### SOURCE PASSAGE
########
# Dig Box



## Spock (Jan 16, 2014)

Spock likes to dig. He digs on paper bags. He digs on clothes. He digs in my hair (ouch!). I am thankful that he is a digger, rather than a chewer.

However, he has started digging in the cat's litter box. Beside's being gross, I also worry about him ingesting the cat's clay clumping litter. He does not eat the litter, but you never know... He loves that litter box, and will sit in it for ages. He uses it to pee too, despite having his own private litter tray. 

I would like to make him his own dig box, to try keep him out of the cat poop. Any ideas on what I could use? Sand, maybe? I've tried paper, but he doesn't care for it.


----------



## Tally943 (Jan 16, 2014)

I made one for patrick. I just got a big cardboard box with torn up paper and hay. Maybe if Spock likes the feel of the litter so much you can get something similar, like sand? I wish I could help more but my rabbits arn't allowed around the cats so I don't have this problem


----------



## lovelops (Jan 16, 2014)

I bought Lady one of the cat scratch boards. I found it in the Walmart and it was only $10.00. I put it in the bottom of a box and she likes it when she plays with it. I gave her a box also filled with papers and things and she seemed to think it was the new litter box and started peeing in it!
########
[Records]
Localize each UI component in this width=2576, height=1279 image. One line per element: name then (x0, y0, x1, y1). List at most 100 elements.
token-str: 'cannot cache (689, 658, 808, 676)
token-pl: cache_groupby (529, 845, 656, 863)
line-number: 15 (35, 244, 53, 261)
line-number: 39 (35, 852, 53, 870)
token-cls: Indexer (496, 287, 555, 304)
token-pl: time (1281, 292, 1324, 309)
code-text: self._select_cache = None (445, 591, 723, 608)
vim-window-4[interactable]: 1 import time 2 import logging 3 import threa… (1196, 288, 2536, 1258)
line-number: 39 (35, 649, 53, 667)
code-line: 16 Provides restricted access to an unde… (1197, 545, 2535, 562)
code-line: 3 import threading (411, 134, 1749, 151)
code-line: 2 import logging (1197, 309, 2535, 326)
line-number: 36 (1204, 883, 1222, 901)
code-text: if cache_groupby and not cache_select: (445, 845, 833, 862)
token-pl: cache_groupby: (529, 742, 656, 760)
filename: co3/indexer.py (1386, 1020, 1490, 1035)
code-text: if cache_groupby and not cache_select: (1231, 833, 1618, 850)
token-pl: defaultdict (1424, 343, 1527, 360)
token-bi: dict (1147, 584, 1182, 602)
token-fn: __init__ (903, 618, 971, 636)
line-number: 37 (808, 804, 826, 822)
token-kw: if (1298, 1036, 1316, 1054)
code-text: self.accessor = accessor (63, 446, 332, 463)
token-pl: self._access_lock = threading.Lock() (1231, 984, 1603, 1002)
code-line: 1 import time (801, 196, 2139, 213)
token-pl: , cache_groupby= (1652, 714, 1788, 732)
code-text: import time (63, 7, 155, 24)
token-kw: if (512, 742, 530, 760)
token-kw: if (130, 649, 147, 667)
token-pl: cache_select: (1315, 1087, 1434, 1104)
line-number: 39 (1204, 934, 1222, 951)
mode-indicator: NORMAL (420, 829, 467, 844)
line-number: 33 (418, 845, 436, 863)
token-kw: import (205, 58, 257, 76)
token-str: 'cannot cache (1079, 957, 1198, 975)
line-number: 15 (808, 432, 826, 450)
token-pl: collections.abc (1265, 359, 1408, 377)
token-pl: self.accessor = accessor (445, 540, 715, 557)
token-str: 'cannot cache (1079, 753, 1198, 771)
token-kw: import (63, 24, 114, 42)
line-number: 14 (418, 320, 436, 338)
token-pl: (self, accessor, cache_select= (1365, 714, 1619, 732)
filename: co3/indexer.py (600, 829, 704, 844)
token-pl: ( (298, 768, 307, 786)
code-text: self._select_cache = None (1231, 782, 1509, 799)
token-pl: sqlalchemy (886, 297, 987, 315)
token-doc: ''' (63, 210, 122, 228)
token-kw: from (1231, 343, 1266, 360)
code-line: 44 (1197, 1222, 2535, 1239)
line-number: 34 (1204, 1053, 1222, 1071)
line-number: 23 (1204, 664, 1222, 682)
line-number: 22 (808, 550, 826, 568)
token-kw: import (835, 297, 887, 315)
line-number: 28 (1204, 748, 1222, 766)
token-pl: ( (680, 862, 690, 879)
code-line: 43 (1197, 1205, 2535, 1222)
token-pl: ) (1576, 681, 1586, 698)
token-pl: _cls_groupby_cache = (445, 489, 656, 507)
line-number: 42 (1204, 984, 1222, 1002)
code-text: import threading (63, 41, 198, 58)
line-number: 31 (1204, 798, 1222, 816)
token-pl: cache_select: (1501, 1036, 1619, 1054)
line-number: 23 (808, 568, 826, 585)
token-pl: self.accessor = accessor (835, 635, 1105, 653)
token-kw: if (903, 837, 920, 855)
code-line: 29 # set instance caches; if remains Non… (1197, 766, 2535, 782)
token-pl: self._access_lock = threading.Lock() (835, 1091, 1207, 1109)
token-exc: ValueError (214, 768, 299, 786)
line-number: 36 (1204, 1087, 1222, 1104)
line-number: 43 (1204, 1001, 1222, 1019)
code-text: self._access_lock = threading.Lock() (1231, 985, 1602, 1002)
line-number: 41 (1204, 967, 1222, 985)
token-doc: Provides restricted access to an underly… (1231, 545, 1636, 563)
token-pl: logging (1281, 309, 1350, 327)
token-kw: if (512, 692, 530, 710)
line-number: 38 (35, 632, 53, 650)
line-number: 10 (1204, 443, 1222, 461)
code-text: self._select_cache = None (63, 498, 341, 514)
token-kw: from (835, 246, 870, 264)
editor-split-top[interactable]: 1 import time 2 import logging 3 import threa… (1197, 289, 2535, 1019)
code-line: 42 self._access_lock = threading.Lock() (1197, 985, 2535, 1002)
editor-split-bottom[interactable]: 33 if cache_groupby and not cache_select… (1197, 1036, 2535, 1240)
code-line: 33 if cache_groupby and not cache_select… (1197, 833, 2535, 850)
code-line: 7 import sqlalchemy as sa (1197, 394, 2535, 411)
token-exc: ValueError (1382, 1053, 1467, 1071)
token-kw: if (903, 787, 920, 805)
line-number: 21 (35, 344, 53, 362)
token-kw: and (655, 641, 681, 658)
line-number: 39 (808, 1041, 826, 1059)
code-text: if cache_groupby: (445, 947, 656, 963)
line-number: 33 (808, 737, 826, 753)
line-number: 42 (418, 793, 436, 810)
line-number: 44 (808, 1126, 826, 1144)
########
### PROBLEM SET
(A) Reproduce the passage of the dig box thread that begins at the words "## lovelops (Jan" and stops after the words "peeing in it!".
(B) List every place or thing the dig box thread says Spock digs on or in.
Rely only on the dig box thread and not on the entries.

### RESULTS OF THE EXERCISE
(A)
## lovelops (Jan 16, 2014)

I bought Lady one of the cat scratch boards. I found it in the Walmart and it was only $10.00. I put it in the bottom of a box and she likes it when she plays with it. I gave her a box also filled with papers and things and she seemed to think it was the new litter box and started peeing in it!

(B)
- Paper bags
- Clothes
- The first poster's hair
- The cat's litter box